SET EXERCISE
Copy every line from the records below that holds the word "this".

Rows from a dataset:
>>>

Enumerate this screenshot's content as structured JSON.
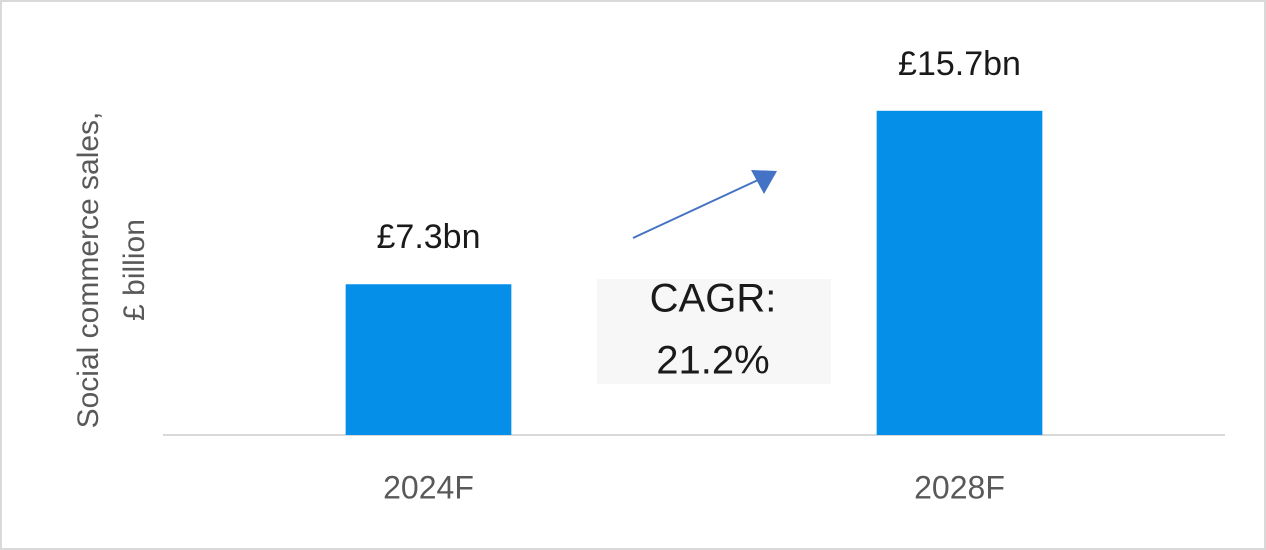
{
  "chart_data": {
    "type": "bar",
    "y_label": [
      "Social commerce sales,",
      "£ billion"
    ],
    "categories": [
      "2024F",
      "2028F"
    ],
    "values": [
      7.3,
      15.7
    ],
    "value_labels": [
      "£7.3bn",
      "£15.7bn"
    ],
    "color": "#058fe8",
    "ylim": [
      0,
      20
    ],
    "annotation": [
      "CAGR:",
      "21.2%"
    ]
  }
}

<<<
>>>

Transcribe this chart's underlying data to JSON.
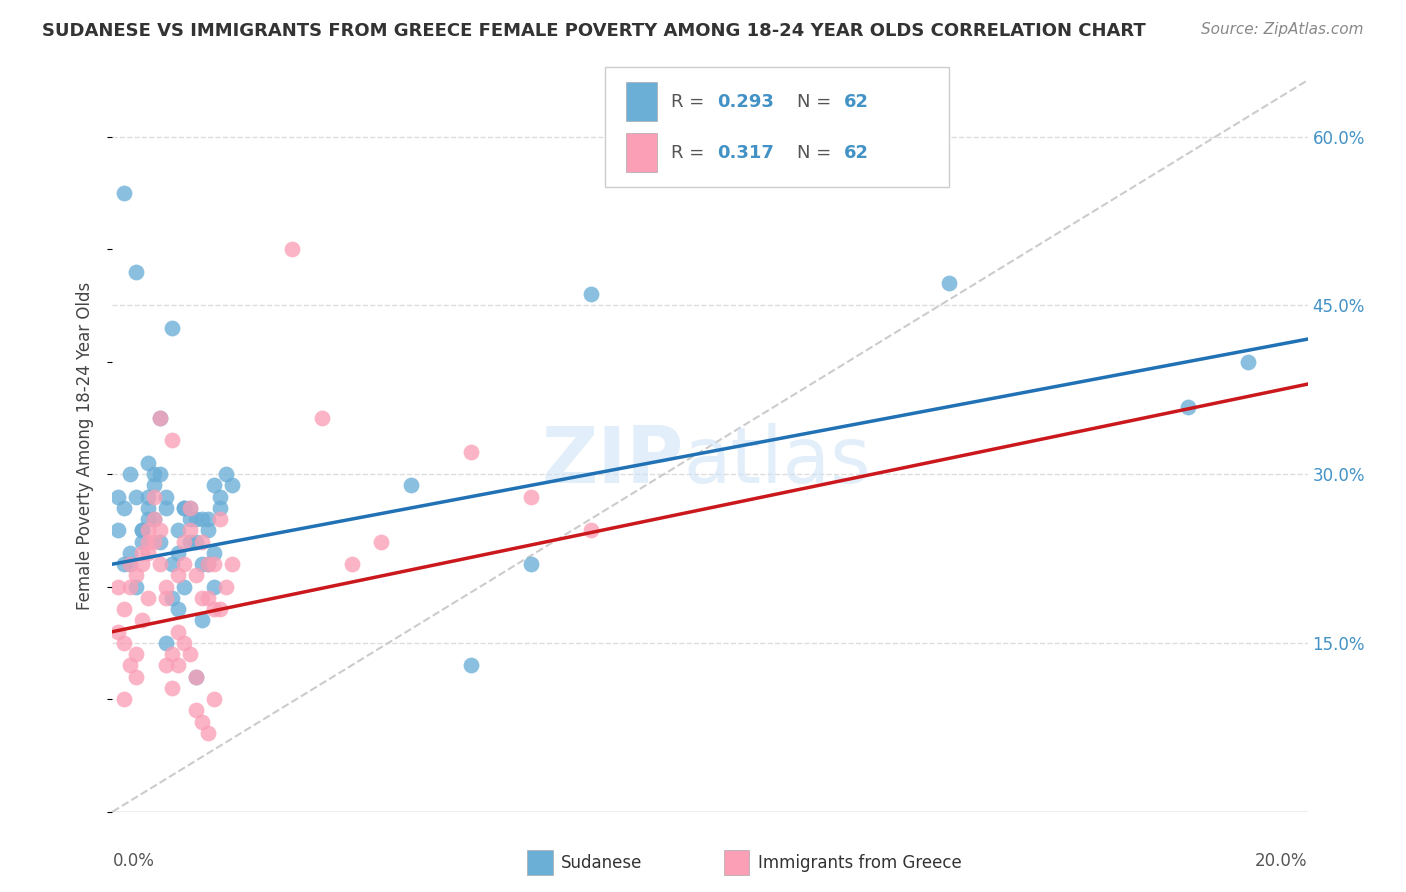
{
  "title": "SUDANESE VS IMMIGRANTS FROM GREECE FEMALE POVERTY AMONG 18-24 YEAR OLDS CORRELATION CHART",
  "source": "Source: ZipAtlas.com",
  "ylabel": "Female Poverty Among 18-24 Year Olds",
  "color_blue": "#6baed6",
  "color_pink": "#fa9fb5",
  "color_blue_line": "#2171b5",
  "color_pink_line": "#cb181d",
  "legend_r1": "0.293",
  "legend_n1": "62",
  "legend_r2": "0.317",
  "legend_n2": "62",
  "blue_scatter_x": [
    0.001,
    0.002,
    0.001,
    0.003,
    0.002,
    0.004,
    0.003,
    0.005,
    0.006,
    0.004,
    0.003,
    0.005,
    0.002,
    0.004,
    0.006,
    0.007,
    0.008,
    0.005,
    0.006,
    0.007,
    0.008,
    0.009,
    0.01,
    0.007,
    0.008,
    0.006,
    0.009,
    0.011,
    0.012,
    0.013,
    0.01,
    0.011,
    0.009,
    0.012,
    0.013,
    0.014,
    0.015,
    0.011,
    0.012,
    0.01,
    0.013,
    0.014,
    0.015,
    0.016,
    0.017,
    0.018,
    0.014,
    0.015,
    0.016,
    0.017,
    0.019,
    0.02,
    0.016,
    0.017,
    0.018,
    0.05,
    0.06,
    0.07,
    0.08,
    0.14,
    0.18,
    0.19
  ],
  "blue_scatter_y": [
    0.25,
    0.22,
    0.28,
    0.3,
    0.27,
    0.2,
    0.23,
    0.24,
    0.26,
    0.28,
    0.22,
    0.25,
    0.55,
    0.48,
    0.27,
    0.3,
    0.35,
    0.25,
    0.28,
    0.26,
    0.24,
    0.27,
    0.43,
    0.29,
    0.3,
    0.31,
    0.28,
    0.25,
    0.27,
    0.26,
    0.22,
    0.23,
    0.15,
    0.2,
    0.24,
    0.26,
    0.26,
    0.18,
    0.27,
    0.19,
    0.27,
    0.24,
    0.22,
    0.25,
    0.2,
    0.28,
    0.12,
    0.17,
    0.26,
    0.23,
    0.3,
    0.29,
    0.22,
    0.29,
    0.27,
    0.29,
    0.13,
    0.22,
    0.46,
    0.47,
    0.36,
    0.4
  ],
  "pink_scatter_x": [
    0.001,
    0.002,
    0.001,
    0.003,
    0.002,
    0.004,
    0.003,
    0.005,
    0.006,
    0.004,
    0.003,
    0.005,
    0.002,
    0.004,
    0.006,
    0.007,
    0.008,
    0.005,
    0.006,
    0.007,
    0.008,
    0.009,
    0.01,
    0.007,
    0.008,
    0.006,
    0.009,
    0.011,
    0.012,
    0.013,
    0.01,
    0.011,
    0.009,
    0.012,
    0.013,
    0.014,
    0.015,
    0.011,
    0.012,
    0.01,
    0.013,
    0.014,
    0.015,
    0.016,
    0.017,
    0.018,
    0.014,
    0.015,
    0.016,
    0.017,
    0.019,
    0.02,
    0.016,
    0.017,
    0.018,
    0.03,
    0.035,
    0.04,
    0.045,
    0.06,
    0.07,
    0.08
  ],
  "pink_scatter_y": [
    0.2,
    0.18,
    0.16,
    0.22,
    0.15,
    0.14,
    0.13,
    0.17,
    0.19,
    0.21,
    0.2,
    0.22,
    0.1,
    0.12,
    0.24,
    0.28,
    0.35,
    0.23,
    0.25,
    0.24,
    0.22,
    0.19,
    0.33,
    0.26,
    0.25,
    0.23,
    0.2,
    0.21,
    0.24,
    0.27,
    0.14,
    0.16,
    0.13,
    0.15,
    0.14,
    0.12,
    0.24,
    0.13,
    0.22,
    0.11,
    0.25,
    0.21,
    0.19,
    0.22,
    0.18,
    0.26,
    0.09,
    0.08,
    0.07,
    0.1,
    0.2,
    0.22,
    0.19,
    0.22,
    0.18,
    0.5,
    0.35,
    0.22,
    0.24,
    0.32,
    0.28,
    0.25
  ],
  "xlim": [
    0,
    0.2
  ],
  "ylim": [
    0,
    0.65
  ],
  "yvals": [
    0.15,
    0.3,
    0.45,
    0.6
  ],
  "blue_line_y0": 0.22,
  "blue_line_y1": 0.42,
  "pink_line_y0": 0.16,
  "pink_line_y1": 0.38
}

<<<
>>>

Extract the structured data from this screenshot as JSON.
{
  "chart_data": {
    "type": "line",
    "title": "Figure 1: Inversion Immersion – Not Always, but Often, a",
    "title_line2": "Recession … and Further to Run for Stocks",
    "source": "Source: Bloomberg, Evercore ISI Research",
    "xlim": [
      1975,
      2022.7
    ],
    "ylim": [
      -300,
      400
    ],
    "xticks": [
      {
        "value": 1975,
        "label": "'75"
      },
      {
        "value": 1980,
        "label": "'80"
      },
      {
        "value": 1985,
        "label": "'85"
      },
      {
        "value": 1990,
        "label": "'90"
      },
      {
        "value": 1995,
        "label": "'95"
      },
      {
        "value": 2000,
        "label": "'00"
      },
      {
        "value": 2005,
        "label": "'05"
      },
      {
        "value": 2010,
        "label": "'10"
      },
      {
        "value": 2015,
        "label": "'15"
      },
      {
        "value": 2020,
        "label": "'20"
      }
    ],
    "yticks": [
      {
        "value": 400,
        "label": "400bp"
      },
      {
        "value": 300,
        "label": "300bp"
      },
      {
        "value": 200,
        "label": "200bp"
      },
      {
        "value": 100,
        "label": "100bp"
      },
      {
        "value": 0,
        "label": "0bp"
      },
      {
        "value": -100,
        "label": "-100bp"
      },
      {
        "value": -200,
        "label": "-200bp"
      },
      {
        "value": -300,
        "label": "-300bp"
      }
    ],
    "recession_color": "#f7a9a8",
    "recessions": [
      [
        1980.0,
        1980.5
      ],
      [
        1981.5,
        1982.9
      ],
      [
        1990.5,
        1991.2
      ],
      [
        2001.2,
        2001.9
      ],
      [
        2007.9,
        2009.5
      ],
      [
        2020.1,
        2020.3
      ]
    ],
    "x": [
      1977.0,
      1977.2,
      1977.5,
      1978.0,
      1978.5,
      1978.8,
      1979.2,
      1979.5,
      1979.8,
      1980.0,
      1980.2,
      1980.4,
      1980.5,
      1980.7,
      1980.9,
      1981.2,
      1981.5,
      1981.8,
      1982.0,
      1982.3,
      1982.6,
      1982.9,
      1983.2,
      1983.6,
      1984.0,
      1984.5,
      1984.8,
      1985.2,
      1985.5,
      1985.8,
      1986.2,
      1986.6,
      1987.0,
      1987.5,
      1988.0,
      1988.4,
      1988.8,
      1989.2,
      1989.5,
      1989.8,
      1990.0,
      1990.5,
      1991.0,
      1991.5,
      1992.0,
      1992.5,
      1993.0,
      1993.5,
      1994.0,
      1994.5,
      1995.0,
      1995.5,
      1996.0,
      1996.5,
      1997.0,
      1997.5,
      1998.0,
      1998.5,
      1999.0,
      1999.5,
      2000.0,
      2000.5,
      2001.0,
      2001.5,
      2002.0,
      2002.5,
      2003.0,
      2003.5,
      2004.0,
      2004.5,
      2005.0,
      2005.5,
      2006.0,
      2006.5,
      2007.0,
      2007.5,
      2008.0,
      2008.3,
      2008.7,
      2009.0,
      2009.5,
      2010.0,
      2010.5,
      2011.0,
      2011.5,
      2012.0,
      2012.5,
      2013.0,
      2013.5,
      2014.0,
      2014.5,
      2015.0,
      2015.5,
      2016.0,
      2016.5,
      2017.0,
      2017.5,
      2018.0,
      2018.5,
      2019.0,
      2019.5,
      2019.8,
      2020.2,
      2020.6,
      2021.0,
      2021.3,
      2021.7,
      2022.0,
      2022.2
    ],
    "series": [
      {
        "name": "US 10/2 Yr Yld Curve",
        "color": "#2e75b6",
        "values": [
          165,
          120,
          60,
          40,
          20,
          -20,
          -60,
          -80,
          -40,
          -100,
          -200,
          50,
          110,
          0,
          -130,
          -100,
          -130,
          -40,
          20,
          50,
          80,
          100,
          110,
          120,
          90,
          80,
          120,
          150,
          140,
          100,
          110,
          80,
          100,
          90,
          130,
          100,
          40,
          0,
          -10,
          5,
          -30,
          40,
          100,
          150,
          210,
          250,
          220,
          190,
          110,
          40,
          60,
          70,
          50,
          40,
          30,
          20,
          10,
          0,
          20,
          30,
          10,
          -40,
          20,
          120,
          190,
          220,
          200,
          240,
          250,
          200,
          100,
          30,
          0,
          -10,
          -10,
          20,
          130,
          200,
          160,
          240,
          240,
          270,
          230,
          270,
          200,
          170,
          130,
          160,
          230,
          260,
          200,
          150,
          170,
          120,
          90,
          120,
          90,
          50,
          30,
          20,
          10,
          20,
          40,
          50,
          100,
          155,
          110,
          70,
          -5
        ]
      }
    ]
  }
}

<<<

TASK RESULT
Enumerate this screenshot's content as structured JSON.
Transcribe this chart's underlying data to JSON.
Extract the structured data from this screenshot as JSON.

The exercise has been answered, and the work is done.